§ Set task: Return all of the entries word for word, but omit the pictures they contain.

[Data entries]
^^^^^^^^^^^^^^^^

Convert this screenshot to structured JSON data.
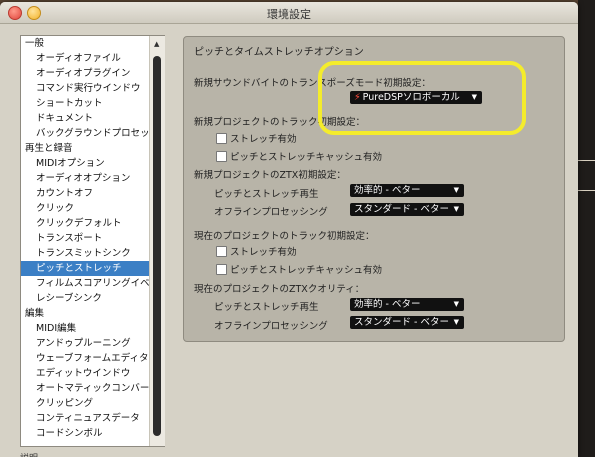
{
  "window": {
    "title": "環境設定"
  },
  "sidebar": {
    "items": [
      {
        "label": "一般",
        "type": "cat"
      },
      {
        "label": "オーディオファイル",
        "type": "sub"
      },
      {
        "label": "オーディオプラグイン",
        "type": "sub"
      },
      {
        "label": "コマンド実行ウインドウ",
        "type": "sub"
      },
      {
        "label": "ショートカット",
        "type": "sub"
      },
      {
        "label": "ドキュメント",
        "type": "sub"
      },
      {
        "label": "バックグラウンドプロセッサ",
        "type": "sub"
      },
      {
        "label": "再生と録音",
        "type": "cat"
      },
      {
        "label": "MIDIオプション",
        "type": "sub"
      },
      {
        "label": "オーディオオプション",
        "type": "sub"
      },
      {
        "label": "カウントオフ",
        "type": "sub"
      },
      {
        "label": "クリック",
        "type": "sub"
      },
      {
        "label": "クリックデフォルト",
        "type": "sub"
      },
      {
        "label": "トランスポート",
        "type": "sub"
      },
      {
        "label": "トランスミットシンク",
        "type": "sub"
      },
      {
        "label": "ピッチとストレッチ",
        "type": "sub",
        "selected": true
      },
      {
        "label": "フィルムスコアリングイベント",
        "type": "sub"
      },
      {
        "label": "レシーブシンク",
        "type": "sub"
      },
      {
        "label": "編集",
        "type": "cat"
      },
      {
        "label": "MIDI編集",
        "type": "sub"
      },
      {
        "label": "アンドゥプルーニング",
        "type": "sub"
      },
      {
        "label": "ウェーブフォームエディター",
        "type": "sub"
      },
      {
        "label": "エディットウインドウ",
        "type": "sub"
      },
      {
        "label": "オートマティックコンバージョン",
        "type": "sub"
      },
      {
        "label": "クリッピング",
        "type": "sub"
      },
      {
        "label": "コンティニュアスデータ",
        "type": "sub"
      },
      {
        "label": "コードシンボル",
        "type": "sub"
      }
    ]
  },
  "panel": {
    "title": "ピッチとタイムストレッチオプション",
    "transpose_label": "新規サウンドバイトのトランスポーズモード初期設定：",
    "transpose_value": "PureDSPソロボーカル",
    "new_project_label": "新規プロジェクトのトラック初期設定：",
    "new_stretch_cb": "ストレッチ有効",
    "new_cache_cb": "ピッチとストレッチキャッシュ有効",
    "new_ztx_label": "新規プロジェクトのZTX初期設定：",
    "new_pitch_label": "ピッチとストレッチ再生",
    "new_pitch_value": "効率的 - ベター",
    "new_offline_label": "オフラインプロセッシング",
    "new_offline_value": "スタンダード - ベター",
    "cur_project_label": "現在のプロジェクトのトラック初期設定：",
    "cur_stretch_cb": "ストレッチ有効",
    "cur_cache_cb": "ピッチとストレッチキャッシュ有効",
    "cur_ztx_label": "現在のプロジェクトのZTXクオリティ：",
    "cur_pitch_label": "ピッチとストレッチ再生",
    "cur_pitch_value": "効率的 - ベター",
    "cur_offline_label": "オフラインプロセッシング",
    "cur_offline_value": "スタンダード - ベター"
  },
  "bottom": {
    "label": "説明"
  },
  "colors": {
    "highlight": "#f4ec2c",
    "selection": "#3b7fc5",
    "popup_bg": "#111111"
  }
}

^^^^^^^^^^^^^^^^

§ Reply to the task:
Convert this screenshot to structured JSON data.
{
  "window": {
    "title": "環境設定"
  },
  "sidebar": {
    "items": [
      {
        "label": "一般",
        "type": "cat"
      },
      {
        "label": "オーディオファイル",
        "type": "sub"
      },
      {
        "label": "オーディオプラグイン",
        "type": "sub"
      },
      {
        "label": "コマンド実行ウインドウ",
        "type": "sub"
      },
      {
        "label": "ショートカット",
        "type": "sub"
      },
      {
        "label": "ドキュメント",
        "type": "sub"
      },
      {
        "label": "バックグラウンドプロセッサ",
        "type": "sub"
      },
      {
        "label": "再生と録音",
        "type": "cat"
      },
      {
        "label": "MIDIオプション",
        "type": "sub"
      },
      {
        "label": "オーディオオプション",
        "type": "sub"
      },
      {
        "label": "カウントオフ",
        "type": "sub"
      },
      {
        "label": "クリック",
        "type": "sub"
      },
      {
        "label": "クリックデフォルト",
        "type": "sub"
      },
      {
        "label": "トランスポート",
        "type": "sub"
      },
      {
        "label": "トランスミットシンク",
        "type": "sub"
      },
      {
        "label": "ピッチとストレッチ",
        "type": "sub",
        "selected": true
      },
      {
        "label": "フィルムスコアリングイベント",
        "type": "sub"
      },
      {
        "label": "レシーブシンク",
        "type": "sub"
      },
      {
        "label": "編集",
        "type": "cat"
      },
      {
        "label": "MIDI編集",
        "type": "sub"
      },
      {
        "label": "アンドゥプルーニング",
        "type": "sub"
      },
      {
        "label": "ウェーブフォームエディター",
        "type": "sub"
      },
      {
        "label": "エディットウインドウ",
        "type": "sub"
      },
      {
        "label": "オートマティックコンバージョン",
        "type": "sub"
      },
      {
        "label": "クリッピング",
        "type": "sub"
      },
      {
        "label": "コンティニュアスデータ",
        "type": "sub"
      },
      {
        "label": "コードシンボル",
        "type": "sub"
      }
    ]
  },
  "panel": {
    "title": "ピッチとタイムストレッチオプション",
    "transpose_label": "新規サウンドバイトのトランスポーズモード初期設定：",
    "transpose_value": "PureDSPソロボーカル",
    "new_project_label": "新規プロジェクトのトラック初期設定：",
    "new_stretch_cb": "ストレッチ有効",
    "new_cache_cb": "ピッチとストレッチキャッシュ有効",
    "new_ztx_label": "新規プロジェクトのZTX初期設定：",
    "new_pitch_label": "ピッチとストレッチ再生",
    "new_pitch_value": "効率的 - ベター",
    "new_offline_label": "オフラインプロセッシング",
    "new_offline_value": "スタンダード - ベター",
    "cur_project_label": "現在のプロジェクトのトラック初期設定：",
    "cur_stretch_cb": "ストレッチ有効",
    "cur_cache_cb": "ピッチとストレッチキャッシュ有効",
    "cur_ztx_label": "現在のプロジェクトのZTXクオリティ：",
    "cur_pitch_label": "ピッチとストレッチ再生",
    "cur_pitch_value": "効率的 - ベター",
    "cur_offline_label": "オフラインプロセッシング",
    "cur_offline_value": "スタンダード - ベター"
  },
  "bottom": {
    "label": "説明"
  },
  "colors": {
    "highlight": "#f4ec2c",
    "selection": "#3b7fc5",
    "popup_bg": "#111111"
  }
}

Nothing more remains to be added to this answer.